(Short task) Give only the count of lines containing "data".

(Provided records)
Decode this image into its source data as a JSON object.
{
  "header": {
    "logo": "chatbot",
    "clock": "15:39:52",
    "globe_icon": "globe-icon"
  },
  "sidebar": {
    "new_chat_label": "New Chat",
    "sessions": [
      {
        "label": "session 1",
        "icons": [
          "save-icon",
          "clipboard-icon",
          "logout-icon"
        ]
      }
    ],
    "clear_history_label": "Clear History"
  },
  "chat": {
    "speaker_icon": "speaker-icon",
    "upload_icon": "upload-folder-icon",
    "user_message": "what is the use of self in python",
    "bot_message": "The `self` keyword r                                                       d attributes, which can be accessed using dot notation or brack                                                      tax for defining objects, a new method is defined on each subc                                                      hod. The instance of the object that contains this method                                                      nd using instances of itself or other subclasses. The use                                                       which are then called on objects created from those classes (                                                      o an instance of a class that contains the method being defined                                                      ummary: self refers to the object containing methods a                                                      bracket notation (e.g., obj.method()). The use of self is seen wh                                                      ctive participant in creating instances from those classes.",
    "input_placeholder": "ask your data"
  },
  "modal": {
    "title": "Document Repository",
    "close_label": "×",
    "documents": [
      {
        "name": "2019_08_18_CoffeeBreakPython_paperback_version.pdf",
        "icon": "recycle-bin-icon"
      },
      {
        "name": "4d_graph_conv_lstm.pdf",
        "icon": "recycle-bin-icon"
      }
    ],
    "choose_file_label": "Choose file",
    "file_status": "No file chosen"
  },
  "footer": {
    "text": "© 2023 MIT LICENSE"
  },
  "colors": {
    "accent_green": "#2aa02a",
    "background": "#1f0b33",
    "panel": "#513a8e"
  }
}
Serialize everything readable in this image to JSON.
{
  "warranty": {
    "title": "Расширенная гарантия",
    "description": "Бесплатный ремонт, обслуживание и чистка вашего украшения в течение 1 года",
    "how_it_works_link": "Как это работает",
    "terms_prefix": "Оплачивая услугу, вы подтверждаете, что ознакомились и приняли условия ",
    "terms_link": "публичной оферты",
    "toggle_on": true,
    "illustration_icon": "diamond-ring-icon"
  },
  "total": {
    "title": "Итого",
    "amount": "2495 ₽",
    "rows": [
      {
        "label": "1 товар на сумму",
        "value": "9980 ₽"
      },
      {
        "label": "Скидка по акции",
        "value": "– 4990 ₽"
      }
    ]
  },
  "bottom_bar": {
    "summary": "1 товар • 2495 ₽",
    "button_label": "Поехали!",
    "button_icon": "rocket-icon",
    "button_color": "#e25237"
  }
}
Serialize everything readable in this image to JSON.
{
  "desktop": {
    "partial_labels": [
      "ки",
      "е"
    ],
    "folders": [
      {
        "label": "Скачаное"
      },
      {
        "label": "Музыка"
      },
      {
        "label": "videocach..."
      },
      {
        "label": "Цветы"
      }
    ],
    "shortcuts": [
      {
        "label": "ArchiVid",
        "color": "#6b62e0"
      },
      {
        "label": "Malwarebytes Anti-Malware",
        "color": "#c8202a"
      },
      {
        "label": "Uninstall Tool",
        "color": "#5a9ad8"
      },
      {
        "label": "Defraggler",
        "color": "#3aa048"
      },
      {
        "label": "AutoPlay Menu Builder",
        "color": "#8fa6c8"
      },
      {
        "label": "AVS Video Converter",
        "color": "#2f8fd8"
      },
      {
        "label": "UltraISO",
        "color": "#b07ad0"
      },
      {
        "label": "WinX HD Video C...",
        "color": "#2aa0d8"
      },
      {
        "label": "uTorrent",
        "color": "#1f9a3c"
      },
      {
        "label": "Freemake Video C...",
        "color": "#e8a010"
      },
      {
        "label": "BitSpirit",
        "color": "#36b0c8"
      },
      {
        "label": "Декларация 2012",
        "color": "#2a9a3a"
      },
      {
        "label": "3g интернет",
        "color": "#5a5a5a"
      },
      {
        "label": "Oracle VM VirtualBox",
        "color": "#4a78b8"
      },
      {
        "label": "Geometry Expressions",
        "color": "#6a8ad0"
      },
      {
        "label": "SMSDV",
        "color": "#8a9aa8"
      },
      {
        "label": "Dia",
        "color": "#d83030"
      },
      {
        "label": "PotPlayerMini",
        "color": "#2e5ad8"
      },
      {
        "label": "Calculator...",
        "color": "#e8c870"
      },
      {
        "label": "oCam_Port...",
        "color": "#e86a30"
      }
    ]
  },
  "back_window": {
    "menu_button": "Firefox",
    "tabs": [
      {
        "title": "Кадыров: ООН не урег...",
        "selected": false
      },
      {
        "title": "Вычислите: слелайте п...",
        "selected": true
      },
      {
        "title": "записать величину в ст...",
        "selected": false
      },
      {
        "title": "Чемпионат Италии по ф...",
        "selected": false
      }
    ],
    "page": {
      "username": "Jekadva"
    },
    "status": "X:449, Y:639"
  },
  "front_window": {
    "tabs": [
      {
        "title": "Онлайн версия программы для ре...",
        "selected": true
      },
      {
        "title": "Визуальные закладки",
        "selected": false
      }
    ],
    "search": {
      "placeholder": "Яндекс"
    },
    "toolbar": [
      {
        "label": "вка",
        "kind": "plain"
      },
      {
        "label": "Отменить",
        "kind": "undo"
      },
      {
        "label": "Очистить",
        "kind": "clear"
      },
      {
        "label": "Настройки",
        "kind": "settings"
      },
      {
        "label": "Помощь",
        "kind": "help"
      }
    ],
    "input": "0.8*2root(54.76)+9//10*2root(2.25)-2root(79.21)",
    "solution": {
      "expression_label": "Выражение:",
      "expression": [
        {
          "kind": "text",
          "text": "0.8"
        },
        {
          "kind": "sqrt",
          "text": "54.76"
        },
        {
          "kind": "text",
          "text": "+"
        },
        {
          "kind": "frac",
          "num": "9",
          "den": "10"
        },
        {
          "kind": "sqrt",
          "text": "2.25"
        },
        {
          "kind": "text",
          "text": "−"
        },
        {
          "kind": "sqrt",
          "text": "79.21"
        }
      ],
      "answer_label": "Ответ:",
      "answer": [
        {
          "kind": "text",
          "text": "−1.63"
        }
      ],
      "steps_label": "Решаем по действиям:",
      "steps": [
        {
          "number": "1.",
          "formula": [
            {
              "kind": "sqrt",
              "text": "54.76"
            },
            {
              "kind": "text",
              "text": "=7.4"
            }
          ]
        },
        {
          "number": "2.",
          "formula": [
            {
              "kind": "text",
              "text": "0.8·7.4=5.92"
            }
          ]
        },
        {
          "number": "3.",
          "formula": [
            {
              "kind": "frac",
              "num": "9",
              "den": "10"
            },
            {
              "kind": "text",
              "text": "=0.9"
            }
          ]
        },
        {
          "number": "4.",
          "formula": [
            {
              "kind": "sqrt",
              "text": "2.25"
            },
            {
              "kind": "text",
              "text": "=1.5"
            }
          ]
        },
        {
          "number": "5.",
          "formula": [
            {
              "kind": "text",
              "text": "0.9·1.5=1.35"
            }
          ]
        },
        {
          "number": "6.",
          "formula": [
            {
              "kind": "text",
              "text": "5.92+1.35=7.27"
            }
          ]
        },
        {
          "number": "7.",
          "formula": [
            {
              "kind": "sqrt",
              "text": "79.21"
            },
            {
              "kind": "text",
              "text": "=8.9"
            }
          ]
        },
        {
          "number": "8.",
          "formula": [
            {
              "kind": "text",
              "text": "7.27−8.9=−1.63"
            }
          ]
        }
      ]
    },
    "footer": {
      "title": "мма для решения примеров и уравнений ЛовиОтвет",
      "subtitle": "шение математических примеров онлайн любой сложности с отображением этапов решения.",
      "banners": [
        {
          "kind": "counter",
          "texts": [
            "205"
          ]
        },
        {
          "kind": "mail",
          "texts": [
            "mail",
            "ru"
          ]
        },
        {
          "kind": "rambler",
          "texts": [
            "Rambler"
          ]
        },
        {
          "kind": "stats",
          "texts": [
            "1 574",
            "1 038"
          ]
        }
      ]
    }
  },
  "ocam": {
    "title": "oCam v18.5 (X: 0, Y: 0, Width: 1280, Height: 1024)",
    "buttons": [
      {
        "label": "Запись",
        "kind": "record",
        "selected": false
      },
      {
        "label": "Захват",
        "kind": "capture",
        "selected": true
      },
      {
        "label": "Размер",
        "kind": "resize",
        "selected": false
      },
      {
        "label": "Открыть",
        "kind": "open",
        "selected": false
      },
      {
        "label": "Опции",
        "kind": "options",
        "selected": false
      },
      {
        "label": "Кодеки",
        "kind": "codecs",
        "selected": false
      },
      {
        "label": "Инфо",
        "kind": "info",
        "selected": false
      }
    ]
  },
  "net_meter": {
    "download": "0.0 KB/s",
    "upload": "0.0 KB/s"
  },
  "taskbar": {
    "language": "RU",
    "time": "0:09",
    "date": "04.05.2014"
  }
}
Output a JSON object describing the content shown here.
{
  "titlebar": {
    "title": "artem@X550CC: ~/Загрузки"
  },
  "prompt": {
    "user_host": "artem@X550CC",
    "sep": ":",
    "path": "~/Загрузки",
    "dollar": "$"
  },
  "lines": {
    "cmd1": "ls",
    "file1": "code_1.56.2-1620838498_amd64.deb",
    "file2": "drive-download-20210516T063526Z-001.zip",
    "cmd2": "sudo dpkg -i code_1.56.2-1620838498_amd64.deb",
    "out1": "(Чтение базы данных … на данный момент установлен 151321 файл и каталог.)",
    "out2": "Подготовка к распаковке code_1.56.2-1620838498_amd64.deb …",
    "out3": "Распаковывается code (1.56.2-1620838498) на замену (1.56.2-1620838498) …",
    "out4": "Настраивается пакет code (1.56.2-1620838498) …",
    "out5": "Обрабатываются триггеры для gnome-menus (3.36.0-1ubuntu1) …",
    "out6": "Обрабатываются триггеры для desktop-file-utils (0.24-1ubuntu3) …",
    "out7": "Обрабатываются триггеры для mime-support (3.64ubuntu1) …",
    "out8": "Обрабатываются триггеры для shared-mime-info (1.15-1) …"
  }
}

(Solution below) 2